(GIVEN ENTRIES Opens)
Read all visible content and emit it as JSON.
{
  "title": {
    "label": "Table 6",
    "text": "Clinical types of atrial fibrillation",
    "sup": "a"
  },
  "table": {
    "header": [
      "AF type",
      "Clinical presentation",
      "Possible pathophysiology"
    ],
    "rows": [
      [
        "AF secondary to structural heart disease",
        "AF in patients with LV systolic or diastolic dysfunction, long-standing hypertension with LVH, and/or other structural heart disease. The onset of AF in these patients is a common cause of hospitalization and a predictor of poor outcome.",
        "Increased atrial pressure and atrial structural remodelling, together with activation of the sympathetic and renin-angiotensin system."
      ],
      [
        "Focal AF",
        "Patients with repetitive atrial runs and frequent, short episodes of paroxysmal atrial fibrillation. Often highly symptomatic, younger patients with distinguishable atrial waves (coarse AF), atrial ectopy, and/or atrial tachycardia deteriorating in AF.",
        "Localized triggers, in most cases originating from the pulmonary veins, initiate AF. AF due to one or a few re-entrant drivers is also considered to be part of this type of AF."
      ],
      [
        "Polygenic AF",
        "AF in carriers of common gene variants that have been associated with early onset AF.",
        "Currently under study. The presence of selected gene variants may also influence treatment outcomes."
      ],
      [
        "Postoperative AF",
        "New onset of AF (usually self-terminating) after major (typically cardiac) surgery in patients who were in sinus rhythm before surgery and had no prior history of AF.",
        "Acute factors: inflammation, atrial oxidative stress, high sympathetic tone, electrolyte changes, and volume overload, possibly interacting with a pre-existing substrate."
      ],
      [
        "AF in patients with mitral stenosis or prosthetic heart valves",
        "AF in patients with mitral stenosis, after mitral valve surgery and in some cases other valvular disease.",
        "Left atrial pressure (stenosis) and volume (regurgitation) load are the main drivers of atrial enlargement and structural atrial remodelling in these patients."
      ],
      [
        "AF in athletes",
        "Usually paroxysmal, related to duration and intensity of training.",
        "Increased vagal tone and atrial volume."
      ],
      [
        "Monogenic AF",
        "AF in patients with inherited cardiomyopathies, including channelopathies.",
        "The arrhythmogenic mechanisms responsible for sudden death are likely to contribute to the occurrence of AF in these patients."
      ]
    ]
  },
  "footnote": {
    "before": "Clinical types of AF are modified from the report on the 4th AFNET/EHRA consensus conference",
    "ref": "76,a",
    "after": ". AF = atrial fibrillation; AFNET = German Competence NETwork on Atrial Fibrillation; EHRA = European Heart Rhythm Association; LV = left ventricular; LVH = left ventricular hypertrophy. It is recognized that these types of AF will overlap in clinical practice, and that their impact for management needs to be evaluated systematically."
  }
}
(GIVEN ENTRIES Closes)
Copy out each line carrying the string "common" from the data.

        "AF in patients with LV systolic or diastolic dysfunction, long-standing hypertension with LVH, and/or other structural heart disease. The onset of AF in these patients is a common cause of hospitalization and a predictor of poor outcome.",
        "AF in carriers of common gene variants that have been associated with early onset AF.",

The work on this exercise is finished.